**Exercise description**
As the answer, give a copy of each line below that includes the word "GeeksforGeeks".

[Records from a collection]
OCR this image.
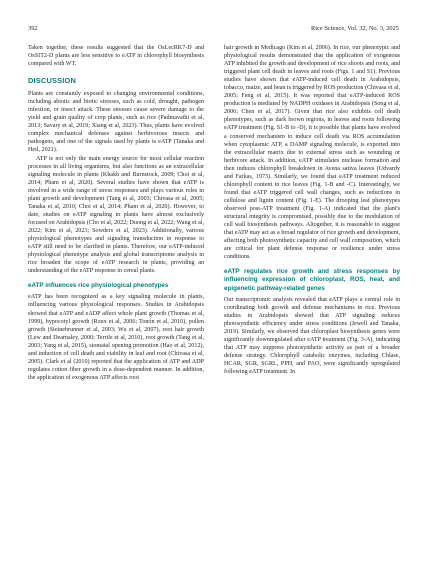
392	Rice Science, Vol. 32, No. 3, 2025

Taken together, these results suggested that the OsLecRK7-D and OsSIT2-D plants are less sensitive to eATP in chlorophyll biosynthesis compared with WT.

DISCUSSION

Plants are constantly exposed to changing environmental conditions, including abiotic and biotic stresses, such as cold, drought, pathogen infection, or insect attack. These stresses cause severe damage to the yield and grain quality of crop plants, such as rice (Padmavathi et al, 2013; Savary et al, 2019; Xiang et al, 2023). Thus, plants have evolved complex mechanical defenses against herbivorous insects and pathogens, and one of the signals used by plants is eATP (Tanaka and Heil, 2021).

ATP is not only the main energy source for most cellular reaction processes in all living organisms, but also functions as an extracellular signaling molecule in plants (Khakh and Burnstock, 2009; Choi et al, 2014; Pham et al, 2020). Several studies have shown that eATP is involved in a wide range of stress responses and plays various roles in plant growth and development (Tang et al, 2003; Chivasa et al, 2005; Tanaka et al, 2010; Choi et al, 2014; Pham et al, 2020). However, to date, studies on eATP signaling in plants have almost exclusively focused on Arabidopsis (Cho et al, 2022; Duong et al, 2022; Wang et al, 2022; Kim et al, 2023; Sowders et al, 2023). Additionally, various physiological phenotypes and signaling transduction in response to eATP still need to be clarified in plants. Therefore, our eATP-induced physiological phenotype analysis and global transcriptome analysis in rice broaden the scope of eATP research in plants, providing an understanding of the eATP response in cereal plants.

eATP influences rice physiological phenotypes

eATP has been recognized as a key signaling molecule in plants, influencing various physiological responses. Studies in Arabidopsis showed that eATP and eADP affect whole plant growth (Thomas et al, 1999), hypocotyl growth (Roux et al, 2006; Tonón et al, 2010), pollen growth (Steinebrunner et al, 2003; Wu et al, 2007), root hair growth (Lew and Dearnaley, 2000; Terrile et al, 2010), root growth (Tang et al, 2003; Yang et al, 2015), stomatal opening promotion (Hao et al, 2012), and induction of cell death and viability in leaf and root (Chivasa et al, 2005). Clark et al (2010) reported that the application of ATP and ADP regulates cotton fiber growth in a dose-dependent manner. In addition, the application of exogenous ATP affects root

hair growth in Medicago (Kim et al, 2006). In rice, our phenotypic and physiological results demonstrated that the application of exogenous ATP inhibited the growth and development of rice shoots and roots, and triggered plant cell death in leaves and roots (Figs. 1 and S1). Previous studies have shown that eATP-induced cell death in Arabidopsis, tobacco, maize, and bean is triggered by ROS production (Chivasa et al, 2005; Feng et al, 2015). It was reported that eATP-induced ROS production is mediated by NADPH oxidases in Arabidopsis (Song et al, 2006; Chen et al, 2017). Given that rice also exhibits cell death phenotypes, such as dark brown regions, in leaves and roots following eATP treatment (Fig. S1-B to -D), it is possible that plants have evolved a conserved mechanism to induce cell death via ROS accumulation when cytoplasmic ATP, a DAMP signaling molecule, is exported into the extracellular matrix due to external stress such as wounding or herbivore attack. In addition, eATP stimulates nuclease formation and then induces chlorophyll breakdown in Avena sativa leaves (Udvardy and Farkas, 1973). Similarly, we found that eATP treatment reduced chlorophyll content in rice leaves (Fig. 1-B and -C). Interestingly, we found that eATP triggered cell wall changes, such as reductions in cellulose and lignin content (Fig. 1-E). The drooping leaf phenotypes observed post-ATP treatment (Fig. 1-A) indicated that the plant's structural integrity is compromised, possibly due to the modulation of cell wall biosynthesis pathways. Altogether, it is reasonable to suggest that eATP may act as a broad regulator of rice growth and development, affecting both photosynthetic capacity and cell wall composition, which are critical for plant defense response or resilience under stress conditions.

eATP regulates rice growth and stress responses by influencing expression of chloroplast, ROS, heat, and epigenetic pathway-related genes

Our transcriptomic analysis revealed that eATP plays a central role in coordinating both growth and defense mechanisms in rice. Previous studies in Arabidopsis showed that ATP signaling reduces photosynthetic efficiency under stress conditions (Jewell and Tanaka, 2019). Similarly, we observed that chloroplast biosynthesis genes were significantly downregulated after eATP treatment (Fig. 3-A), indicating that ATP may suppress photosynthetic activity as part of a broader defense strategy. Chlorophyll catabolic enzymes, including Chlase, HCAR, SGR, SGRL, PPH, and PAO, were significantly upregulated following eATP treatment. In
---
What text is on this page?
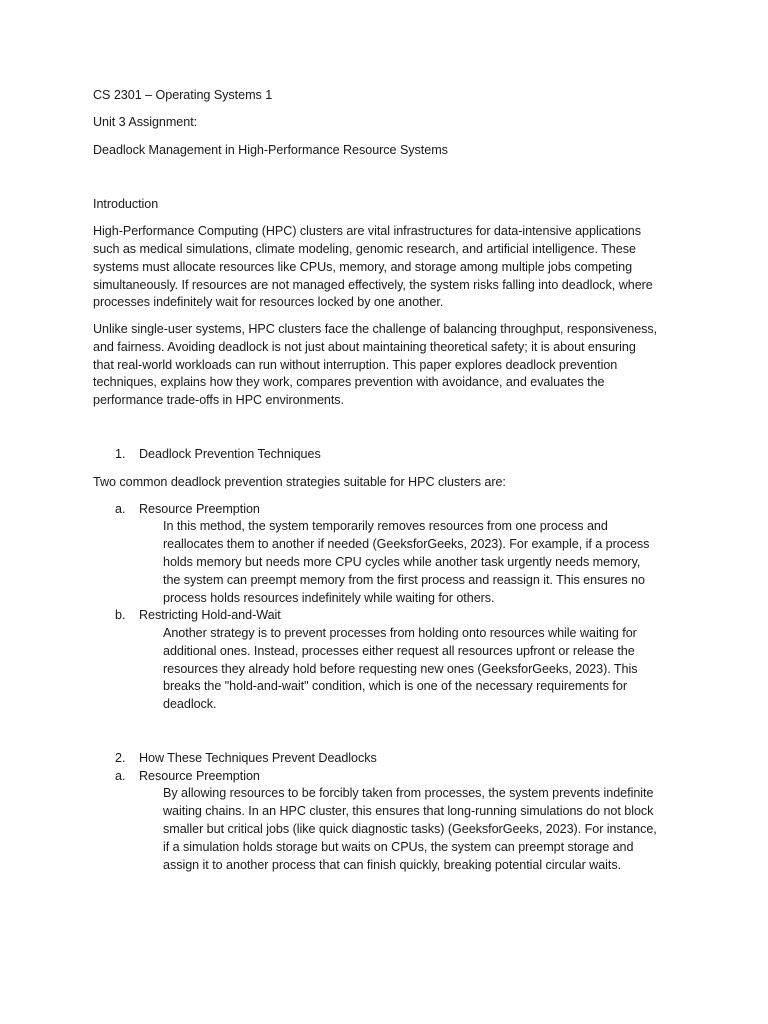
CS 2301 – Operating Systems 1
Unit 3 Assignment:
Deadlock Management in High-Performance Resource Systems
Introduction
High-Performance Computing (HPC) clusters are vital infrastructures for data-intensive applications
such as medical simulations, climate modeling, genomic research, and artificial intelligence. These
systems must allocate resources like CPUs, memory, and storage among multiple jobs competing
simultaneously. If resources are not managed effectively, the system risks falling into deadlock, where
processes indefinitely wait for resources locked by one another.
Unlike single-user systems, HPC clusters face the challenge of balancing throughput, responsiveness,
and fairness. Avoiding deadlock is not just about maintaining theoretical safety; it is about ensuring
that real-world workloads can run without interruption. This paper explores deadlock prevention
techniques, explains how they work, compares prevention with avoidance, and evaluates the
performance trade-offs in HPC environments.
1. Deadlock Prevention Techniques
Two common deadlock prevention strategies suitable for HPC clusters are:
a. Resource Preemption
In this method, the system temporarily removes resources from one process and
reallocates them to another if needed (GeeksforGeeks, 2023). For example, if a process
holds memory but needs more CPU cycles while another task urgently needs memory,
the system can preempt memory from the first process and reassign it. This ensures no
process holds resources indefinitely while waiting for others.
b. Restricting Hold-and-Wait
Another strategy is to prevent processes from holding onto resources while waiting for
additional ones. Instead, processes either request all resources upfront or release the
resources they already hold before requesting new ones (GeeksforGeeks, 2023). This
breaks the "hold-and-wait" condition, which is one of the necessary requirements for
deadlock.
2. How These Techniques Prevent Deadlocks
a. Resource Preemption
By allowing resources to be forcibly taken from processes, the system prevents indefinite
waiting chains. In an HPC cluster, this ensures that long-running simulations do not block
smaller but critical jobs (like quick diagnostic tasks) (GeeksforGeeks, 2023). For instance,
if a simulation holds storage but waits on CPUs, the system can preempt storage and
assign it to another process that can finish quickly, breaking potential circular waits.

**Answer section**
reallocates them to another if needed (GeeksforGeeks, 2023). For example, if a process
resources they already hold before requesting new ones (GeeksforGeeks, 2023). This
smaller but critical jobs (like quick diagnostic tasks) (GeeksforGeeks, 2023). For instance,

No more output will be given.